**YOUR OBJECTIVE**
Search the data for the word "this" and copy every line where it occurs.

═══ DATA EXCERPTS ═══

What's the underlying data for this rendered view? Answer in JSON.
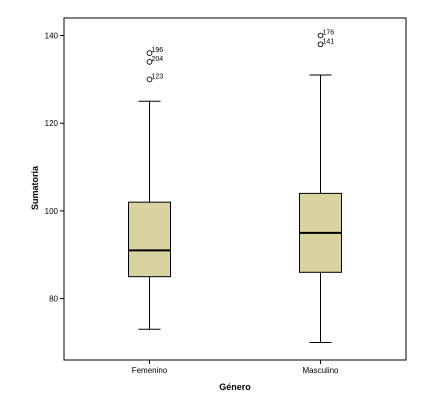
{
  "chart_data": {
    "type": "boxplot",
    "xlabel": "Género",
    "ylabel": "Sumatoria",
    "ylim": [
      66,
      144
    ],
    "yticks": [
      80,
      100,
      120,
      140
    ],
    "grid": false,
    "box_color": "#d8d3a0",
    "categories": [
      "Femenino",
      "Masculino"
    ],
    "boxes": [
      {
        "category": "Femenino",
        "whisker_low": 73,
        "q1": 85,
        "median": 91,
        "q3": 102,
        "whisker_high": 125,
        "outliers": [
          {
            "label": "196",
            "value": 136
          },
          {
            "label": "204",
            "value": 134
          },
          {
            "label": "123",
            "value": 130
          }
        ]
      },
      {
        "category": "Masculino",
        "whisker_low": 70,
        "q1": 86,
        "median": 95,
        "q3": 104,
        "whisker_high": 131,
        "outliers": [
          {
            "label": "176",
            "value": 140
          },
          {
            "label": "141",
            "value": 138
          }
        ]
      }
    ]
  }
}
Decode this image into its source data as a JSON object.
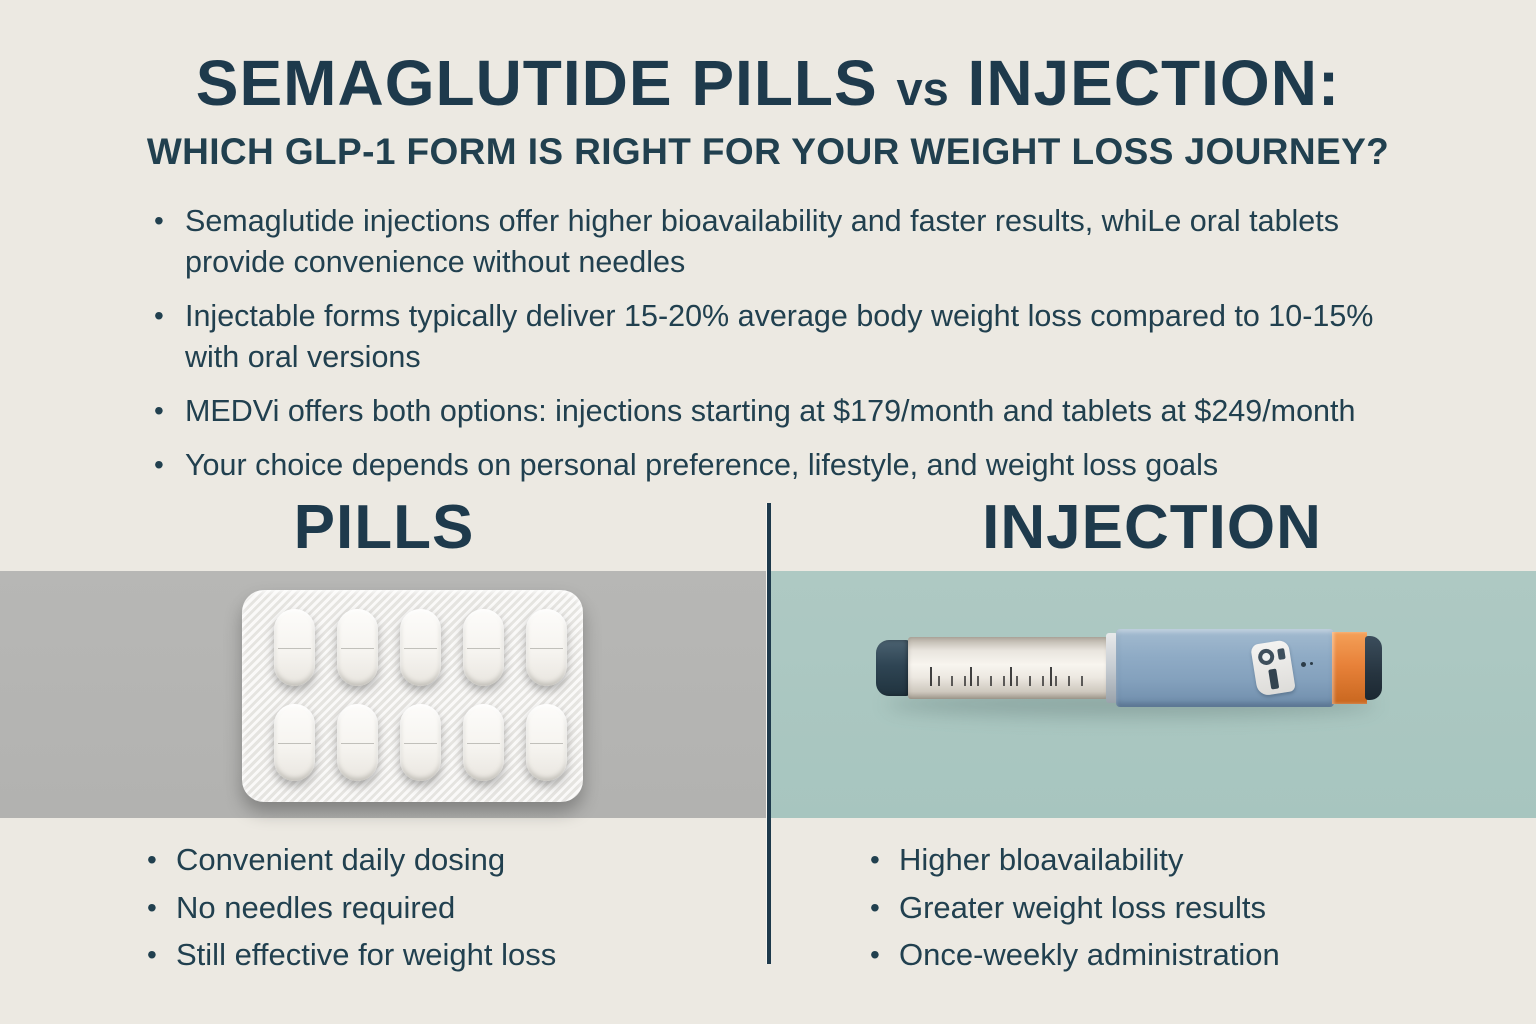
{
  "header": {
    "title_left": "SEMAGLUTIDE PILLS",
    "title_vs": "vs",
    "title_right": "INJECTION:",
    "subtitle": "WHICH GLP-1 FORM IS RIGHT FOR YOUR WEIGHT LOSS JOURNEY?"
  },
  "intro_bullets": [
    "Semaglutide injections offer higher bioavailability and faster results, whiLe oral tablets provide convenience without needles",
    "Injectable forms typically deliver 15-20% average body weight loss compared to 10-15% with oral versions",
    "MEDVi offers both options: injections starting at $179/month and tablets at $249/month",
    "Your choice depends on personal preference, lifestyle, and weight loss goals"
  ],
  "columns": {
    "pills": {
      "header": "PILLS",
      "bullets": [
        "Convenient daily dosing",
        "No needles required",
        "Still effective for weight loss"
      ]
    },
    "injection": {
      "header": "INJECTION",
      "bullets": [
        "Higher bloavailability",
        "Greater weight loss results",
        "Once-weekly administration"
      ]
    }
  },
  "colors": {
    "background": "#ece9e2",
    "text_navy": "#1e3a4c",
    "divider_navy": "#1e3a4c",
    "pills_panel_bg": "#b4b4b2",
    "injection_panel_bg": "#aac8c2",
    "pen_body_blue": "#8fabc5",
    "pen_cap_navy": "#2f4554",
    "pen_orange": "#e8823a"
  }
}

═══

**THE ANSWER**
What's the underlying data for this rendered view? Answer in JSON.
Decode this image into its source data as a JSON object.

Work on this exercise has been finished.